## start

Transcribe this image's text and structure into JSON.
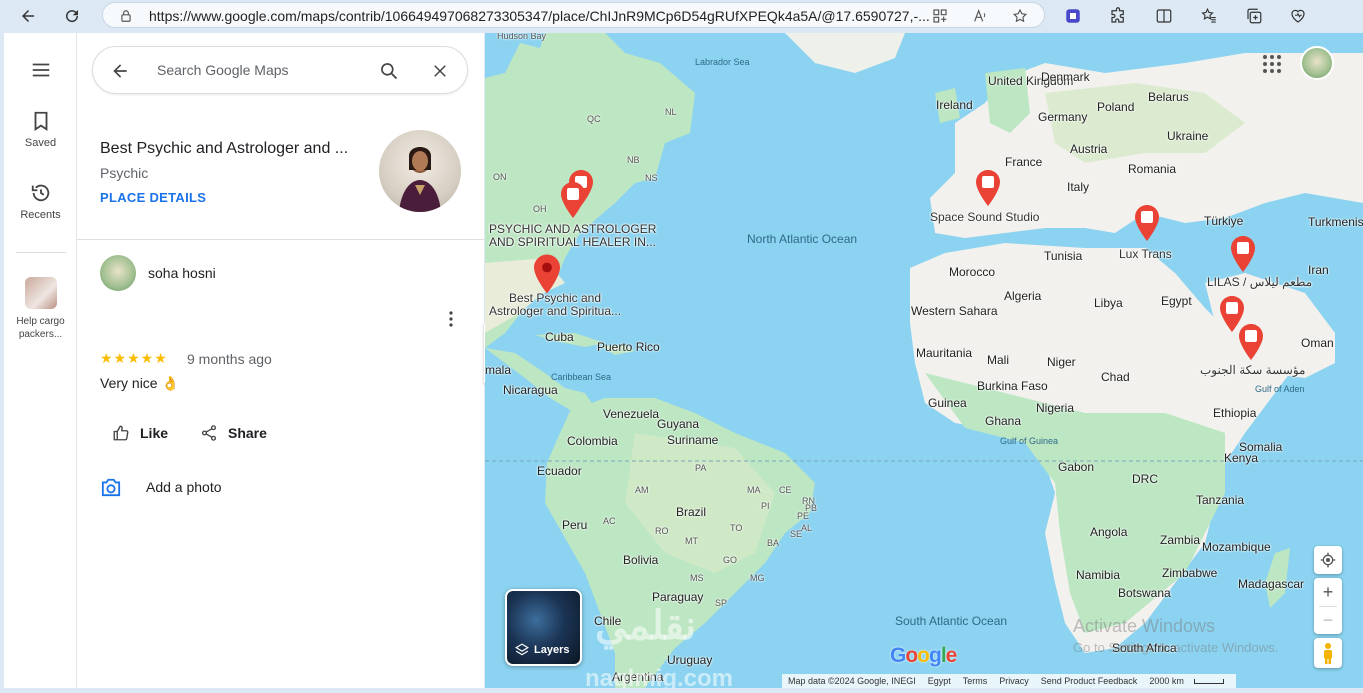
{
  "browser": {
    "url": "https://www.google.com/maps/contrib/106649497068273305347/place/ChIJnR9MCp6D54gRUfXPEQk4a5A/@17.6590727,-..."
  },
  "rail": {
    "saved_label": "Saved",
    "recents_label": "Recents",
    "recent_place_label": "Help cargo packers..."
  },
  "search": {
    "placeholder": "Search Google Maps"
  },
  "place": {
    "title": "Best Psychic and Astrologer and ...",
    "category": "Psychic",
    "details_link": "PLACE DETAILS"
  },
  "review": {
    "author": "soha hosni",
    "stars": "★★★★★",
    "rating": 5,
    "time": "9 months ago",
    "text": "Very nice 👌",
    "like_label": "Like",
    "share_label": "Share",
    "add_photo_label": "Add a photo"
  },
  "map": {
    "layers_label": "Layers",
    "google_logo": "Google",
    "activate_title": "Activate Windows",
    "activate_sub": "Go to Settings to activate Windows.",
    "attribution": [
      "Map data ©2024 Google, INEGI",
      "Egypt",
      "Terms",
      "Privacy",
      "Send Product Feedback",
      "2000 km"
    ],
    "pins": [
      {
        "label": "PSYCHIC AND ASTROLOGER AND SPIRITUAL HEALER IN..."
      },
      {
        "label": "Best Psychic and Astrologer and Spiritua..."
      },
      {
        "label": "Space Sound Studio"
      },
      {
        "label": "Lux Trans"
      },
      {
        "label": "LILAS / مطعم ليلاس"
      },
      {
        "label": "مؤسسة سكة الجنوب"
      }
    ],
    "labels": {
      "hudson_bay": "Hudson Bay",
      "labrador_sea": "Labrador Sea",
      "north_atlantic": "North Atlantic Ocean",
      "caribbean": "Caribbean Sea",
      "south_atlantic": "South Atlantic Ocean",
      "gulf_aden": "Gulf of Aden",
      "gulf_guinea": "Gulf of Guinea",
      "qc": "QC",
      "nl": "NL",
      "nb": "NB",
      "ns": "NS",
      "on": "ON",
      "oh": "OH",
      "cuba": "Cuba",
      "puerto_rico": "Puerto Rico",
      "nicaragua": "Nicaragua",
      "mala": "mala",
      "venezuela": "Venezuela",
      "guyana": "Guyana",
      "suriname": "Suriname",
      "colombia": "Colombia",
      "ecuador": "Ecuador",
      "peru": "Peru",
      "brazil": "Brazil",
      "bolivia": "Bolivia",
      "paraguay": "Paraguay",
      "chile": "Chile",
      "uruguay": "Uruguay",
      "argentina": "Argentina",
      "am": "AM",
      "pa": "PA",
      "ma": "MA",
      "ce": "CE",
      "pi": "PI",
      "pe": "PE",
      "ba": "BA",
      "to": "TO",
      "mt": "MT",
      "go": "GO",
      "mg": "MG",
      "ms": "MS",
      "sp": "SP",
      "rn": "RN",
      "pb": "PB",
      "al": "AL",
      "se": "SE",
      "ro": "RO",
      "ac": "AC",
      "united_kingdom": "United Kingdom",
      "ireland": "Ireland",
      "denmark": "Denmark",
      "belarus": "Belarus",
      "poland": "Poland",
      "germany": "Germany",
      "ukraine": "Ukraine",
      "austria": "Austria",
      "france": "France",
      "romania": "Romania",
      "italy": "Italy",
      "turkiye": "Türkiye",
      "turkmenis": "Turkmenis",
      "iran": "Iran",
      "tunisia": "Tunisia",
      "morocco": "Morocco",
      "algeria": "Algeria",
      "libya": "Libya",
      "egypt": "Egypt",
      "western_sahara": "Western Sahara",
      "mauritania": "Mauritania",
      "mali": "Mali",
      "niger": "Niger",
      "chad": "Chad",
      "burkina_faso": "Burkina Faso",
      "guinea": "Guinea",
      "nigeria": "Nigeria",
      "ghana": "Ghana",
      "ethiopia": "Ethiopia",
      "somalia": "Somalia",
      "kenya": "Kenya",
      "gabon": "Gabon",
      "drc": "DRC",
      "tanzania": "Tanzania",
      "oman": "Oman",
      "angola": "Angola",
      "zambia": "Zambia",
      "mozambique": "Mozambique",
      "namibia": "Namibia",
      "zimbabwe": "Zimbabwe",
      "botswana": "Botswana",
      "madagascar": "Madagascar",
      "south_africa": "South Africa"
    }
  },
  "colors": {
    "water": "#8bd3f0",
    "land": "#f2f1ee",
    "green": "#bde6c3",
    "pin": "#ea4335",
    "link": "#1a73e8",
    "star": "#fbbc04"
  }
}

## end

▶ WORK REQUIRED
All the material shown above is to be copied exactly, with no pictures carried over.

▶ WRITTEN SOLUTION
Transcribe this image's text and structure into JSON.
{
  "browser": {
    "url": "https://www.google.com/maps/contrib/106649497068273305347/place/ChIJnR9MCp6D54gRUfXPEQk4a5A/@17.6590727,-..."
  },
  "rail": {
    "saved_label": "Saved",
    "recents_label": "Recents",
    "recent_place_label": "Help cargo packers..."
  },
  "search": {
    "placeholder": "Search Google Maps"
  },
  "place": {
    "title": "Best Psychic and Astrologer and ...",
    "category": "Psychic",
    "details_link": "PLACE DETAILS"
  },
  "review": {
    "author": "soha hosni",
    "stars": "★★★★★",
    "rating": 5,
    "time": "9 months ago",
    "text": "Very nice 👌",
    "like_label": "Like",
    "share_label": "Share",
    "add_photo_label": "Add a photo"
  },
  "map": {
    "layers_label": "Layers",
    "google_logo": "Google",
    "activate_title": "Activate Windows",
    "activate_sub": "Go to Settings to activate Windows.",
    "attribution": [
      "Map data ©2024 Google, INEGI",
      "Egypt",
      "Terms",
      "Privacy",
      "Send Product Feedback",
      "2000 km"
    ],
    "pins": [
      {
        "label": "PSYCHIC AND ASTROLOGER AND SPIRITUAL HEALER IN..."
      },
      {
        "label": "Best Psychic and Astrologer and Spiritua..."
      },
      {
        "label": "Space Sound Studio"
      },
      {
        "label": "Lux Trans"
      },
      {
        "label": "LILAS / مطعم ليلاس"
      },
      {
        "label": "مؤسسة سكة الجنوب"
      }
    ],
    "labels": {
      "hudson_bay": "Hudson Bay",
      "labrador_sea": "Labrador Sea",
      "north_atlantic": "North Atlantic Ocean",
      "caribbean": "Caribbean Sea",
      "south_atlantic": "South Atlantic Ocean",
      "gulf_aden": "Gulf of Aden",
      "gulf_guinea": "Gulf of Guinea",
      "qc": "QC",
      "nl": "NL",
      "nb": "NB",
      "ns": "NS",
      "on": "ON",
      "oh": "OH",
      "cuba": "Cuba",
      "puerto_rico": "Puerto Rico",
      "nicaragua": "Nicaragua",
      "mala": "mala",
      "venezuela": "Venezuela",
      "guyana": "Guyana",
      "suriname": "Suriname",
      "colombia": "Colombia",
      "ecuador": "Ecuador",
      "peru": "Peru",
      "brazil": "Brazil",
      "bolivia": "Bolivia",
      "paraguay": "Paraguay",
      "chile": "Chile",
      "uruguay": "Uruguay",
      "argentina": "Argentina",
      "am": "AM",
      "pa": "PA",
      "ma": "MA",
      "ce": "CE",
      "pi": "PI",
      "pe": "PE",
      "ba": "BA",
      "to": "TO",
      "mt": "MT",
      "go": "GO",
      "mg": "MG",
      "ms": "MS",
      "sp": "SP",
      "rn": "RN",
      "pb": "PB",
      "al": "AL",
      "se": "SE",
      "ro": "RO",
      "ac": "AC",
      "united_kingdom": "United Kingdom",
      "ireland": "Ireland",
      "denmark": "Denmark",
      "belarus": "Belarus",
      "poland": "Poland",
      "germany": "Germany",
      "ukraine": "Ukraine",
      "austria": "Austria",
      "france": "France",
      "romania": "Romania",
      "italy": "Italy",
      "turkiye": "Türkiye",
      "turkmenis": "Turkmenis",
      "iran": "Iran",
      "tunisia": "Tunisia",
      "morocco": "Morocco",
      "algeria": "Algeria",
      "libya": "Libya",
      "egypt": "Egypt",
      "western_sahara": "Western Sahara",
      "mauritania": "Mauritania",
      "mali": "Mali",
      "niger": "Niger",
      "chad": "Chad",
      "burkina_faso": "Burkina Faso",
      "guinea": "Guinea",
      "nigeria": "Nigeria",
      "ghana": "Ghana",
      "ethiopia": "Ethiopia",
      "somalia": "Somalia",
      "kenya": "Kenya",
      "gabon": "Gabon",
      "drc": "DRC",
      "tanzania": "Tanzania",
      "oman": "Oman",
      "angola": "Angola",
      "zambia": "Zambia",
      "mozambique": "Mozambique",
      "namibia": "Namibia",
      "zimbabwe": "Zimbabwe",
      "botswana": "Botswana",
      "madagascar": "Madagascar",
      "south_africa": "South Africa"
    }
  },
  "colors": {
    "water": "#8bd3f0",
    "land": "#f2f1ee",
    "green": "#bde6c3",
    "pin": "#ea4335",
    "link": "#1a73e8",
    "star": "#fbbc04"
  }
}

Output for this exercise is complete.